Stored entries
•••

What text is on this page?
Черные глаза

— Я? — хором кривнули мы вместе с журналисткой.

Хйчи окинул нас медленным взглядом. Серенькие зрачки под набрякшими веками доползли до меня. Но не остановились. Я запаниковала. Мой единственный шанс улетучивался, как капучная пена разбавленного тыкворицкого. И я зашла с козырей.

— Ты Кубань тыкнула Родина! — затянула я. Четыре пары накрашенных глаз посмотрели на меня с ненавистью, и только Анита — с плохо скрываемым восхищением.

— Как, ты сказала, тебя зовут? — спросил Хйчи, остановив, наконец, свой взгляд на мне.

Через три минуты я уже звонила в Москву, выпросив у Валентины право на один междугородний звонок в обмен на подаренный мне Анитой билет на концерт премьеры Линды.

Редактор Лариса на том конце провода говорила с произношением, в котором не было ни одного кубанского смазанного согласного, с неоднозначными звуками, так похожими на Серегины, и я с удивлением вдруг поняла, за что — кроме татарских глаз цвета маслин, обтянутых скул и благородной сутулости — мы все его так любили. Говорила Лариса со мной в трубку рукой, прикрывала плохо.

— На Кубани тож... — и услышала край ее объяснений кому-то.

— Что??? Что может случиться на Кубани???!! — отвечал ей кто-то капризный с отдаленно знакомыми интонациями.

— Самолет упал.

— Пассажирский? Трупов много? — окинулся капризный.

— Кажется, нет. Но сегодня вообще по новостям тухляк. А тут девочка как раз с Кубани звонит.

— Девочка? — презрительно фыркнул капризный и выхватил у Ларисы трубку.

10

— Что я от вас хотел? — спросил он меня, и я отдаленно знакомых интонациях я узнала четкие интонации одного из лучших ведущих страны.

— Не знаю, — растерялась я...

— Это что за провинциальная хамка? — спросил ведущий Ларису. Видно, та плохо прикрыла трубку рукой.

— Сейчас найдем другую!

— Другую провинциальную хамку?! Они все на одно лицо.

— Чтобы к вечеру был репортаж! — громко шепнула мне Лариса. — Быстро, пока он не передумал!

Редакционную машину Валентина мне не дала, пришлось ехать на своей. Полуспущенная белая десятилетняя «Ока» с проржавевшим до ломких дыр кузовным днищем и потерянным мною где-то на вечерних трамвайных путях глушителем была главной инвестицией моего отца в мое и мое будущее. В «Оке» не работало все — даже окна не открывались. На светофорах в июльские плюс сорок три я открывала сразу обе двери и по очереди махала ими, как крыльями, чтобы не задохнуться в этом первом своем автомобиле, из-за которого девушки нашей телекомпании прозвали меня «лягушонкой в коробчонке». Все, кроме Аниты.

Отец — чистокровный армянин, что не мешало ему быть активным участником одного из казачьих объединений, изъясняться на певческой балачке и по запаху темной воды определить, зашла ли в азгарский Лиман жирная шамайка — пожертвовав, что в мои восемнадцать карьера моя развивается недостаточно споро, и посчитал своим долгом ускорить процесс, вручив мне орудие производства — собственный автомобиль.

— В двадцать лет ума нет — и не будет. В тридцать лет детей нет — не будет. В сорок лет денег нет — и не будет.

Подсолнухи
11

•••

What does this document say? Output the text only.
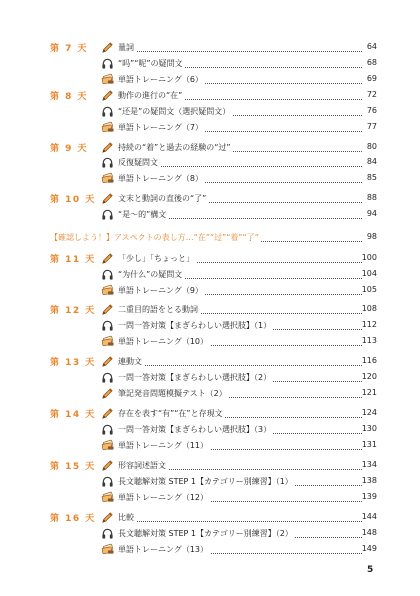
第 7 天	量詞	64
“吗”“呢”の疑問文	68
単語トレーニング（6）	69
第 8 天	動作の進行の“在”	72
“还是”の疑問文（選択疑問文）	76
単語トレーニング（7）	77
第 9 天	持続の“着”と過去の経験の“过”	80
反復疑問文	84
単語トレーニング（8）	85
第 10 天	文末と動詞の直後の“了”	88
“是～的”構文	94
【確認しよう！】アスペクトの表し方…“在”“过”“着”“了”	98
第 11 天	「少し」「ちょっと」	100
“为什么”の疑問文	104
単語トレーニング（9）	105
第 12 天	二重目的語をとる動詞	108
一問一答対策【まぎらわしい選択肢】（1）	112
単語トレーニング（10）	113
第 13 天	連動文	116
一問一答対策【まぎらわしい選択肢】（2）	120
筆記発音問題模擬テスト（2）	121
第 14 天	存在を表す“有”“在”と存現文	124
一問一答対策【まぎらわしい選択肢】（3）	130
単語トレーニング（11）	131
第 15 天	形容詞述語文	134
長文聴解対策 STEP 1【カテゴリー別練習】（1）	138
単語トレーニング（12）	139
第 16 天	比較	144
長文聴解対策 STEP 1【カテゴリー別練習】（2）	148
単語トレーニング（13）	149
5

•••

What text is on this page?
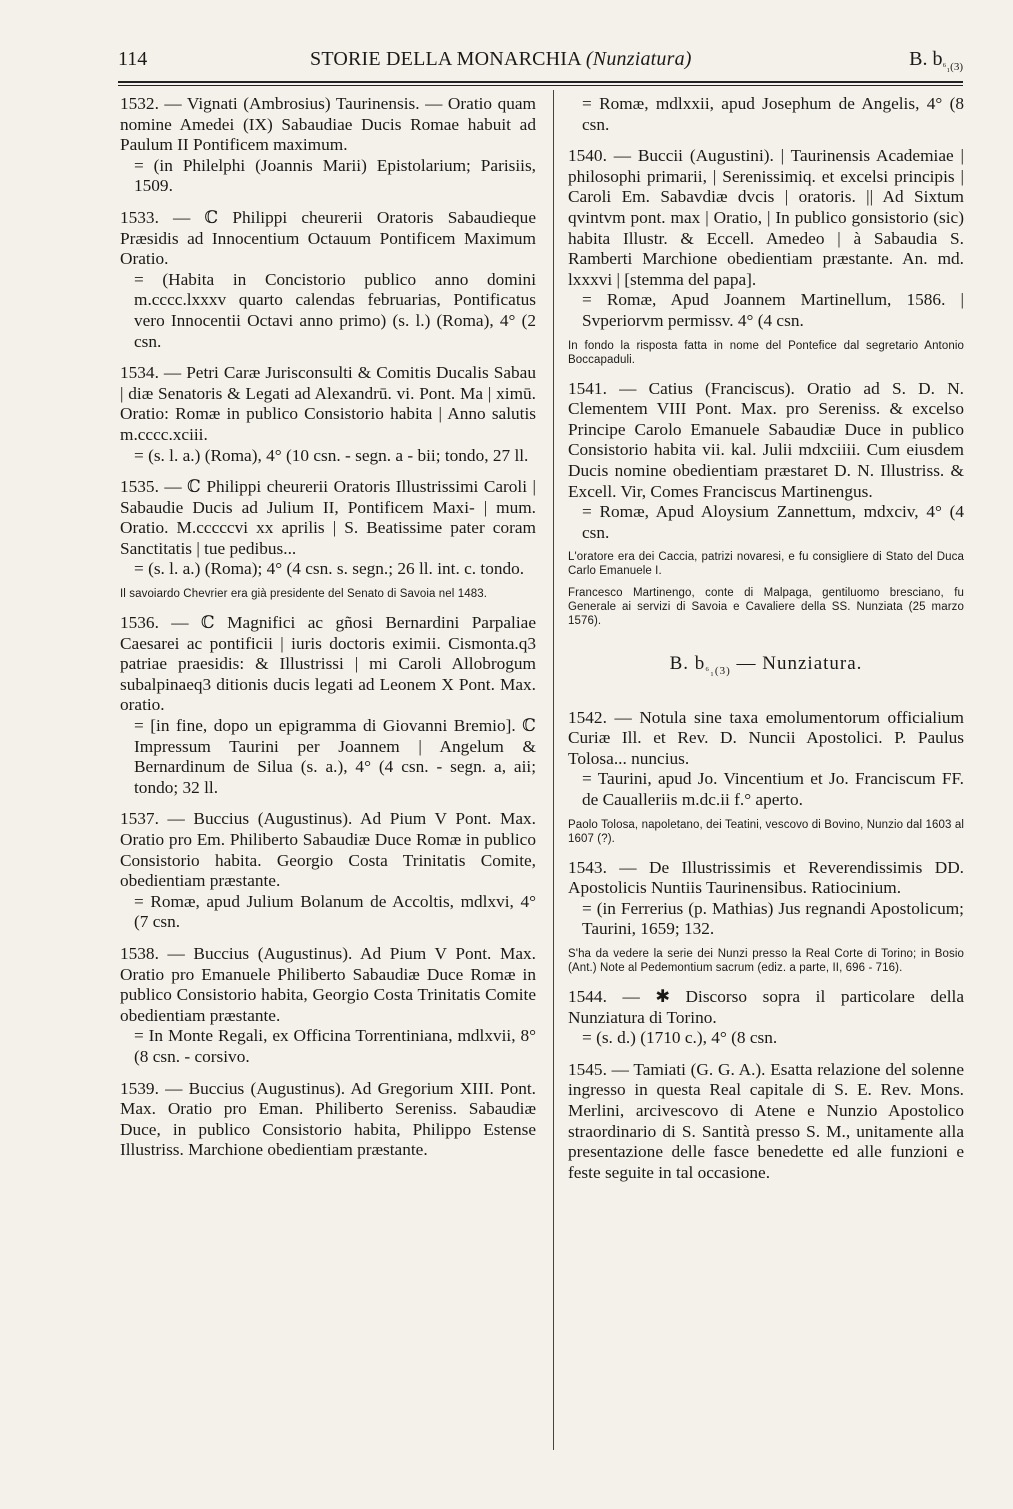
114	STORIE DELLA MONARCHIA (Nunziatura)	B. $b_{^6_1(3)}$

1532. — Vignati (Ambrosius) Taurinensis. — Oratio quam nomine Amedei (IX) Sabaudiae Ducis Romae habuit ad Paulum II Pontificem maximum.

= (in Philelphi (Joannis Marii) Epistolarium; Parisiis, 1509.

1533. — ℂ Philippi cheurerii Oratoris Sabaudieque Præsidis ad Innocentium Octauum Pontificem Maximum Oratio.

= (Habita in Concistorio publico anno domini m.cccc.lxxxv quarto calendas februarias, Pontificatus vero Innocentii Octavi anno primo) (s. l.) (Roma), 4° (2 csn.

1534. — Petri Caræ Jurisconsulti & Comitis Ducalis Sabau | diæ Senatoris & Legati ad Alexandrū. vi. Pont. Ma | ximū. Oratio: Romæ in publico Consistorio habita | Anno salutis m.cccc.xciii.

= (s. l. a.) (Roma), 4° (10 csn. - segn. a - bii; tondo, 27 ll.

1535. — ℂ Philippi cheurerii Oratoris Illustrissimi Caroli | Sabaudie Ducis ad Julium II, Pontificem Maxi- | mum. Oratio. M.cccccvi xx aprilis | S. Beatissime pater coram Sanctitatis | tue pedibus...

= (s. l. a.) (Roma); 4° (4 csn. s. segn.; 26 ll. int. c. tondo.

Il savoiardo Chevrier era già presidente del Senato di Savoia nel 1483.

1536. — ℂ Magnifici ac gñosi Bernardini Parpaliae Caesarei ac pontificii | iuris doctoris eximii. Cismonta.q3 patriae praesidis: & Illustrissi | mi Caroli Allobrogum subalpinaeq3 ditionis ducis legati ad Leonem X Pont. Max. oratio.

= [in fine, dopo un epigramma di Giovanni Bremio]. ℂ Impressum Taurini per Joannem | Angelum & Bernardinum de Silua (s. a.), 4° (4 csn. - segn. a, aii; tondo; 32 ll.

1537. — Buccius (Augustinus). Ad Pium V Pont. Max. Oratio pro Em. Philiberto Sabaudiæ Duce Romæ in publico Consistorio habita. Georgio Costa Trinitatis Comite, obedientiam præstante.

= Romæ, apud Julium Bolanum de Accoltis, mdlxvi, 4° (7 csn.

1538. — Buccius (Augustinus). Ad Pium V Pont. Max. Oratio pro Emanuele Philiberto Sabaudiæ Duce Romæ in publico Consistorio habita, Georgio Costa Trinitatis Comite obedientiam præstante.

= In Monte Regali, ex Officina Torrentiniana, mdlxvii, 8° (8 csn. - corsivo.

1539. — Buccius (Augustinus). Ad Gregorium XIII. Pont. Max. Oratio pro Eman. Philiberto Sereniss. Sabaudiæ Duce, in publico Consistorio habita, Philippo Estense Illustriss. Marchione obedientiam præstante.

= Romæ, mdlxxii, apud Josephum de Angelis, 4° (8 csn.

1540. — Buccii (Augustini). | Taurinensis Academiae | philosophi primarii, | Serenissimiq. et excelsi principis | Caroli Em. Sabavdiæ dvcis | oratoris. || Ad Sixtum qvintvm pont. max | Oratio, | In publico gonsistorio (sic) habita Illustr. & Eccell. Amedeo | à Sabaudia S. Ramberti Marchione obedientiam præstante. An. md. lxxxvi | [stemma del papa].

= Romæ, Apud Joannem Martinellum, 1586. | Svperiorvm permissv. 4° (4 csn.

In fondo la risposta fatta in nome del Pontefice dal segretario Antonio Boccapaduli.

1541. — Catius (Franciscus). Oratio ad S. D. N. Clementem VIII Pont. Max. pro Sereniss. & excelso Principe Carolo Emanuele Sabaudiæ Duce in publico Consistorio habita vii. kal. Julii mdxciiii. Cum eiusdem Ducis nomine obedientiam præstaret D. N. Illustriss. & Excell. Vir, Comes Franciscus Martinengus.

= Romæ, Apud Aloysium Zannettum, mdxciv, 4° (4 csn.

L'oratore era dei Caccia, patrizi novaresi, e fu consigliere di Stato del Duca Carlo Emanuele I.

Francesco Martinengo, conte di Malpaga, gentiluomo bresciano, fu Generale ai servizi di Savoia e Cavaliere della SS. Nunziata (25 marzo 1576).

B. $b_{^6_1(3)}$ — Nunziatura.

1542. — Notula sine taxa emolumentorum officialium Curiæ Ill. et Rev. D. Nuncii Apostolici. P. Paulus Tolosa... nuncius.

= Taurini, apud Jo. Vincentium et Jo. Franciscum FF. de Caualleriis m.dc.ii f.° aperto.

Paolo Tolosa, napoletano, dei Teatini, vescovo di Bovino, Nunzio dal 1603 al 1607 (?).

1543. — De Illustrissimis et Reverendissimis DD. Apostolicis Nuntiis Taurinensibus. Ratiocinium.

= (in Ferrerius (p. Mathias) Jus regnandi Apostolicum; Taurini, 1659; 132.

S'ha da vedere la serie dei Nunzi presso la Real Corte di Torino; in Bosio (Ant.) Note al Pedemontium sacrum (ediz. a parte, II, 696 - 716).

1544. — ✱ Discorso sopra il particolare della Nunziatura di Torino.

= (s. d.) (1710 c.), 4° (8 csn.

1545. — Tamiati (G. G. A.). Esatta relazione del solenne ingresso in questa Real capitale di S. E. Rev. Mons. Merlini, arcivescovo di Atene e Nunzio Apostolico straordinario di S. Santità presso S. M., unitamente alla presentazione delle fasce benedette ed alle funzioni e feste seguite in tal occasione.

•••

THE REQUEST
Go through the listing above and return every line where the word "Julium" occurs.

RESULT
1535. — ℂ Philippi cheurerii Oratoris Illustrissimi Caroli | Sabaudie Ducis ad Julium II, Pontificem Maxi- | mum. Oratio. M.cccccvi xx aprilis | S. Beatissime pater coram Sanctitatis | tue pedibus...
= Romæ, apud Julium Bolanum de Accoltis, mdlxvi, 4° (7 csn.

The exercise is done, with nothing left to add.